◆ **Data items**:
+++

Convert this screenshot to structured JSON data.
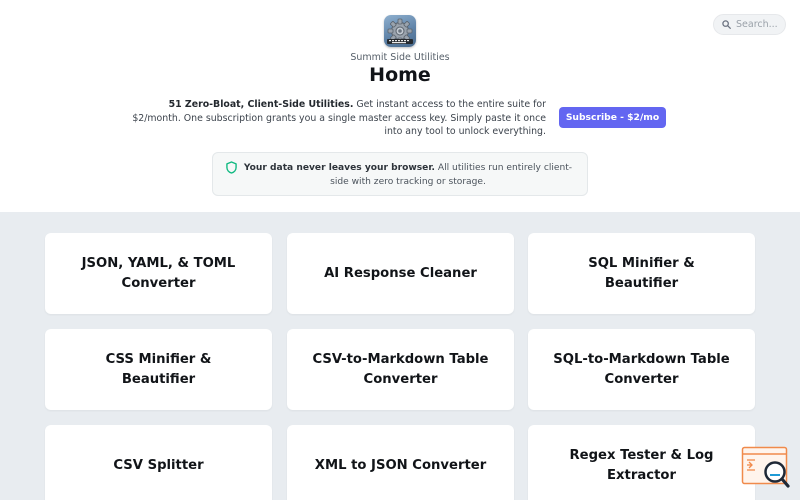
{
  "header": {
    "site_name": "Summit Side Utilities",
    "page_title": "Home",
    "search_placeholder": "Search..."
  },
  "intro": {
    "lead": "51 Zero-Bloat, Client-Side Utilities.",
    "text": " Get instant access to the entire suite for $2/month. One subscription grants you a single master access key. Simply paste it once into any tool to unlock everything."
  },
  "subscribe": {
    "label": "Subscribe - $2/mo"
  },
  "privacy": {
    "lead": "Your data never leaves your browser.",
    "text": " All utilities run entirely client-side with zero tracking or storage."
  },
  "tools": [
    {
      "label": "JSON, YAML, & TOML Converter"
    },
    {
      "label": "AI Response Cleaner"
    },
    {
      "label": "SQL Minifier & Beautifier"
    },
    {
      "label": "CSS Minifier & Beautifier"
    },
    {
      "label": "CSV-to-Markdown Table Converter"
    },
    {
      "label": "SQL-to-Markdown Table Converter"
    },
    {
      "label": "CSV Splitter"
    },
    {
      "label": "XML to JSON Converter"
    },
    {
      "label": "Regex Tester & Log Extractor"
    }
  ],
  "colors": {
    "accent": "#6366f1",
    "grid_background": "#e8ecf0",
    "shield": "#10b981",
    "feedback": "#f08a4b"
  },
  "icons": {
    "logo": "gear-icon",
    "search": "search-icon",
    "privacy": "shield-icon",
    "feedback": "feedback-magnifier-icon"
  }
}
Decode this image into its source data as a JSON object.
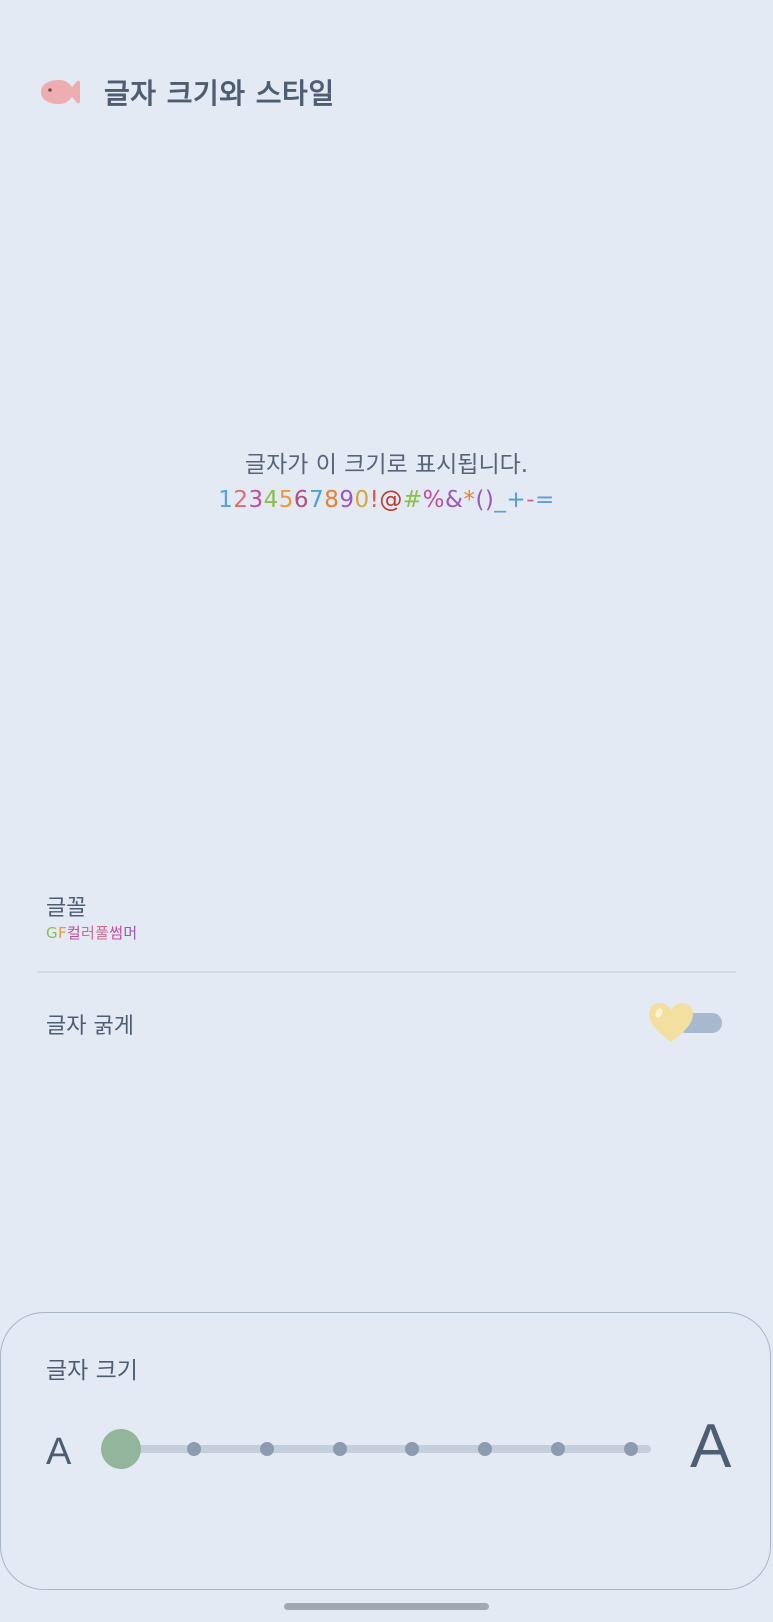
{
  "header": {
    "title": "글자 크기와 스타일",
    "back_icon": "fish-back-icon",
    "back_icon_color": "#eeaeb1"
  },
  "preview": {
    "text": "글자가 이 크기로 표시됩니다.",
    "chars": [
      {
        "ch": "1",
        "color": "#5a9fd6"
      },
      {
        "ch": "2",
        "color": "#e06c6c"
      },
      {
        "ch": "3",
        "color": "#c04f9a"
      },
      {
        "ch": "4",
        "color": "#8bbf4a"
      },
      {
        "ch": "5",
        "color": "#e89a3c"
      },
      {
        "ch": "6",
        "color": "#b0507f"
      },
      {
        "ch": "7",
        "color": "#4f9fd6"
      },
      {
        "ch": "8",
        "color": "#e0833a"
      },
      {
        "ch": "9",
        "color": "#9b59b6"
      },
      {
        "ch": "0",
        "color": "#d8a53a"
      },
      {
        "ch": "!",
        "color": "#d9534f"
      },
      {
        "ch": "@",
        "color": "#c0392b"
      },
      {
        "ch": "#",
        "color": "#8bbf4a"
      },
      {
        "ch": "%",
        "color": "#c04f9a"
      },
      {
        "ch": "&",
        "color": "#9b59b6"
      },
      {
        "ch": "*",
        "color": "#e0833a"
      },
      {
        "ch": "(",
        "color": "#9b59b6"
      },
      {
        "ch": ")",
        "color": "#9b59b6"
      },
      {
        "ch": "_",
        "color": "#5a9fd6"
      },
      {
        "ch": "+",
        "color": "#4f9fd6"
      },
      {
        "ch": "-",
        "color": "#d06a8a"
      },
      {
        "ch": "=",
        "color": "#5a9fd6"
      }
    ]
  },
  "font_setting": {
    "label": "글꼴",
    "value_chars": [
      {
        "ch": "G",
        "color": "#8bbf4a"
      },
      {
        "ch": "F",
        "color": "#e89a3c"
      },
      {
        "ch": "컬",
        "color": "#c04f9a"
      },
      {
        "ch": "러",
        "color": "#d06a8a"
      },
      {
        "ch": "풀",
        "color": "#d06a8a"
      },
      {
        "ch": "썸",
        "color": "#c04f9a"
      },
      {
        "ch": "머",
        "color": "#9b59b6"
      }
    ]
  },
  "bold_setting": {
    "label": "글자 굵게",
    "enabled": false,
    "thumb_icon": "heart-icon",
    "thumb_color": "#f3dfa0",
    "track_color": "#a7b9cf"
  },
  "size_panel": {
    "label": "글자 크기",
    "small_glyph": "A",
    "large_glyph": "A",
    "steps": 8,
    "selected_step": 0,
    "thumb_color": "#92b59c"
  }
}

+++

Repeat the records word for word. Any picture in them should be left out.

◆ **TASK SOLUTION**:
Convert this screenshot to structured JSON data.
{
  "header": {
    "site_name": "Summit Side Utilities",
    "page_title": "Home",
    "search_placeholder": "Search..."
  },
  "intro": {
    "lead": "51 Zero-Bloat, Client-Side Utilities.",
    "text": " Get instant access to the entire suite for $2/month. One subscription grants you a single master access key. Simply paste it once into any tool to unlock everything."
  },
  "subscribe": {
    "label": "Subscribe - $2/mo"
  },
  "privacy": {
    "lead": "Your data never leaves your browser.",
    "text": " All utilities run entirely client-side with zero tracking or storage."
  },
  "tools": [
    {
      "label": "JSON, YAML, & TOML Converter"
    },
    {
      "label": "AI Response Cleaner"
    },
    {
      "label": "SQL Minifier & Beautifier"
    },
    {
      "label": "CSS Minifier & Beautifier"
    },
    {
      "label": "CSV-to-Markdown Table Converter"
    },
    {
      "label": "SQL-to-Markdown Table Converter"
    },
    {
      "label": "CSV Splitter"
    },
    {
      "label": "XML to JSON Converter"
    },
    {
      "label": "Regex Tester & Log Extractor"
    }
  ],
  "colors": {
    "accent": "#6366f1",
    "grid_background": "#e8ecf0",
    "shield": "#10b981",
    "feedback": "#f08a4b"
  },
  "icons": {
    "logo": "gear-icon",
    "search": "search-icon",
    "privacy": "shield-icon",
    "feedback": "feedback-magnifier-icon"
  }
}
Decode this image into its source data as a JSON object.
{
  "header": {
    "title": "글자 크기와 스타일",
    "back_icon": "fish-back-icon",
    "back_icon_color": "#eeaeb1"
  },
  "preview": {
    "text": "글자가 이 크기로 표시됩니다.",
    "chars": [
      {
        "ch": "1",
        "color": "#5a9fd6"
      },
      {
        "ch": "2",
        "color": "#e06c6c"
      },
      {
        "ch": "3",
        "color": "#c04f9a"
      },
      {
        "ch": "4",
        "color": "#8bbf4a"
      },
      {
        "ch": "5",
        "color": "#e89a3c"
      },
      {
        "ch": "6",
        "color": "#b0507f"
      },
      {
        "ch": "7",
        "color": "#4f9fd6"
      },
      {
        "ch": "8",
        "color": "#e0833a"
      },
      {
        "ch": "9",
        "color": "#9b59b6"
      },
      {
        "ch": "0",
        "color": "#d8a53a"
      },
      {
        "ch": "!",
        "color": "#d9534f"
      },
      {
        "ch": "@",
        "color": "#c0392b"
      },
      {
        "ch": "#",
        "color": "#8bbf4a"
      },
      {
        "ch": "%",
        "color": "#c04f9a"
      },
      {
        "ch": "&",
        "color": "#9b59b6"
      },
      {
        "ch": "*",
        "color": "#e0833a"
      },
      {
        "ch": "(",
        "color": "#9b59b6"
      },
      {
        "ch": ")",
        "color": "#9b59b6"
      },
      {
        "ch": "_",
        "color": "#5a9fd6"
      },
      {
        "ch": "+",
        "color": "#4f9fd6"
      },
      {
        "ch": "-",
        "color": "#d06a8a"
      },
      {
        "ch": "=",
        "color": "#5a9fd6"
      }
    ]
  },
  "font_setting": {
    "label": "글꼴",
    "value_chars": [
      {
        "ch": "G",
        "color": "#8bbf4a"
      },
      {
        "ch": "F",
        "color": "#e89a3c"
      },
      {
        "ch": "컬",
        "color": "#c04f9a"
      },
      {
        "ch": "러",
        "color": "#d06a8a"
      },
      {
        "ch": "풀",
        "color": "#d06a8a"
      },
      {
        "ch": "썸",
        "color": "#c04f9a"
      },
      {
        "ch": "머",
        "color": "#9b59b6"
      }
    ]
  },
  "bold_setting": {
    "label": "글자 굵게",
    "enabled": false,
    "thumb_icon": "heart-icon",
    "thumb_color": "#f3dfa0",
    "track_color": "#a7b9cf"
  },
  "size_panel": {
    "label": "글자 크기",
    "small_glyph": "A",
    "large_glyph": "A",
    "steps": 8,
    "selected_step": 0,
    "thumb_color": "#92b59c"
  }
}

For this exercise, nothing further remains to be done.